• EXERCISE TASK 1: In the excerpt on mortuary and ritual theory, which press published the 2008 compilation of articles on prehistoric ritual?

---- EXCERPT PROVIDED

Mortuary & Ritual Theory
            As someone interested in prehistoric ritual, the methodological and theoretical underpinning to how archaeologists reconstruct this unique aspect of human behavior is crucial.  In 2008, I and a colleague published an introductory chapter to a collection of previously published articles that explored prehistoric ritual (Rakita & Buikstra 2008).  This compilation came out from the Society for American Antiquity Press.  In our chapter, we describe the history and trajectory of ritual and religion studies in Americanist archaeology.  Since mortuary ritual is a major component of the bioarchaeological approach, the history of how we approach prehistoric ritual also plays a part in my interest in the history of bioarchaeology. My engagement with the mortuary ritual literature can also be seen in recently published reviews of books focusing on Southeastern U.S. mortuary practices (Rakita 2012) and death rituals during the early colonial period (Rakita 2011).

--------
---- RECORDS SHOWN

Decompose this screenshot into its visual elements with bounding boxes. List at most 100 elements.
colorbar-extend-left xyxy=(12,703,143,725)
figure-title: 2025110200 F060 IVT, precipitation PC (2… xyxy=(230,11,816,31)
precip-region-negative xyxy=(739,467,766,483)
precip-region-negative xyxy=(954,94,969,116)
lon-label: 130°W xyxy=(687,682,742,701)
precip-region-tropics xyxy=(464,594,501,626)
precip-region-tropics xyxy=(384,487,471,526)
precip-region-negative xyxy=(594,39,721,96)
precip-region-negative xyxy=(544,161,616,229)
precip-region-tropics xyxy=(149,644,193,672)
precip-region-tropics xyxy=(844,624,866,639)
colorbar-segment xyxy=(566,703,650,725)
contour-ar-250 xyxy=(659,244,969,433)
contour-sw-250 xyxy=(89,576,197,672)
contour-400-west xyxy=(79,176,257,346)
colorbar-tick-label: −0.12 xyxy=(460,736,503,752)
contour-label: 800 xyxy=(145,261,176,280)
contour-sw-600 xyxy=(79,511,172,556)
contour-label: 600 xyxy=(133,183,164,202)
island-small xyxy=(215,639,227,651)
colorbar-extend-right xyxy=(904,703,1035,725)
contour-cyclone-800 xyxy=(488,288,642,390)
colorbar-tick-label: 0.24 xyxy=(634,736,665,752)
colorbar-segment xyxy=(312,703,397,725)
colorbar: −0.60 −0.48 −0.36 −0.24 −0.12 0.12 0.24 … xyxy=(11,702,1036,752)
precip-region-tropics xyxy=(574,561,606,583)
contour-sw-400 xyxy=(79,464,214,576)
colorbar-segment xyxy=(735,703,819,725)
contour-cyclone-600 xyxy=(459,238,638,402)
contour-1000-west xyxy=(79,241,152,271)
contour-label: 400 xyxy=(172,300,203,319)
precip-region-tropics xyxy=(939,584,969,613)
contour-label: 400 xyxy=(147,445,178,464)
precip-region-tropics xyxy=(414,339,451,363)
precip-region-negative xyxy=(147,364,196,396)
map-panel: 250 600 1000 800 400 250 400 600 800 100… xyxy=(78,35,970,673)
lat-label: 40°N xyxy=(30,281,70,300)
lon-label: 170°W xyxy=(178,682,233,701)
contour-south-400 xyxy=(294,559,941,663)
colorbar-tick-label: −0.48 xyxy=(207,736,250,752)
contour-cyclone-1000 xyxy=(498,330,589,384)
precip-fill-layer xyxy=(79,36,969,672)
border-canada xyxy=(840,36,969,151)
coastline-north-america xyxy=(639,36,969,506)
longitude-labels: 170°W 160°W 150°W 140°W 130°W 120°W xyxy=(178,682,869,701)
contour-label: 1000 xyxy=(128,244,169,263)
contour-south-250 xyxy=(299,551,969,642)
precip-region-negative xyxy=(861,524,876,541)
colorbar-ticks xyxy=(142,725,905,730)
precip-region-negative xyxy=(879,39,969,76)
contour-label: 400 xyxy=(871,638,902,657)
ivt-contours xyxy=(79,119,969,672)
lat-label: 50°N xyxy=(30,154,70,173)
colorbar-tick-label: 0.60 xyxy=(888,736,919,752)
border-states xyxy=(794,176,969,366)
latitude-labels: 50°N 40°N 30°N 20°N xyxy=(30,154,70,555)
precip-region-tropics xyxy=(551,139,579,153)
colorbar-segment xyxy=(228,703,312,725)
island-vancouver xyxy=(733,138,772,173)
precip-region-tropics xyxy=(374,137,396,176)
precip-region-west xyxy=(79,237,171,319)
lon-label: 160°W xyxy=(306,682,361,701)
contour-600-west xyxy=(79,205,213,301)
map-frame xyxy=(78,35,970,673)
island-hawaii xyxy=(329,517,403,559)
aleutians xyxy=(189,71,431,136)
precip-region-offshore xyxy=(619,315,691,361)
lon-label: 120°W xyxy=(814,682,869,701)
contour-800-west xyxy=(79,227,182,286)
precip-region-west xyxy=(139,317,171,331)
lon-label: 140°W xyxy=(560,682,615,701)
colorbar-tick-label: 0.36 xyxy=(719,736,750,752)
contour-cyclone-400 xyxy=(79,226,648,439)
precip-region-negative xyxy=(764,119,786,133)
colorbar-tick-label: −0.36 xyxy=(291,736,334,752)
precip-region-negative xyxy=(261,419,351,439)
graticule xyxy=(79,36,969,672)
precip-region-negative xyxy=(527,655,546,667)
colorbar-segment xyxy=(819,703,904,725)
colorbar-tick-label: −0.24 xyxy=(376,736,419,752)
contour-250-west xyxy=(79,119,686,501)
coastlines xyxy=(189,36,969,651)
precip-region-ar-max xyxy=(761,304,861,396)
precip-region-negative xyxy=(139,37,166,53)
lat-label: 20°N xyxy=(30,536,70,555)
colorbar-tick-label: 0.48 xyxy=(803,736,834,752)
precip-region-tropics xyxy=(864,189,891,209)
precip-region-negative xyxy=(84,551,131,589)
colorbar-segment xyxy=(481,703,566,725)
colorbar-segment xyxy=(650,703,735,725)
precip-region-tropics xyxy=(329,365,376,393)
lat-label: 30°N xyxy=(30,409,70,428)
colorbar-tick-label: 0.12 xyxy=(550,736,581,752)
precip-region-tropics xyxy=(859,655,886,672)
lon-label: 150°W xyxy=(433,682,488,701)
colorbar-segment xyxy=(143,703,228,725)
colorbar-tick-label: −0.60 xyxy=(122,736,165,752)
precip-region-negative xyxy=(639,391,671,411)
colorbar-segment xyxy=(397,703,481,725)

--------

• EXERCISE TASK 2: Please duplicate the records, starting at their first line and ending at the line that contains "precip-region-tropics xyxy=(149,644,193,672)", with both ends included.

• FINAL ANSWER 1: The Society for American Antiquity Press published it.

• FINAL ANSWER 2:
Decompose this screenshot into its visual elements with bounding boxes. List at most 100 elements.
colorbar-extend-left xyxy=(12,703,143,725)
figure-title: 2025110200 F060 IVT, precipitation PC (2… xyxy=(230,11,816,31)
precip-region-negative xyxy=(739,467,766,483)
precip-region-negative xyxy=(954,94,969,116)
lon-label: 130°W xyxy=(687,682,742,701)
precip-region-tropics xyxy=(464,594,501,626)
precip-region-tropics xyxy=(384,487,471,526)
precip-region-negative xyxy=(594,39,721,96)
precip-region-negative xyxy=(544,161,616,229)
precip-region-tropics xyxy=(149,644,193,672)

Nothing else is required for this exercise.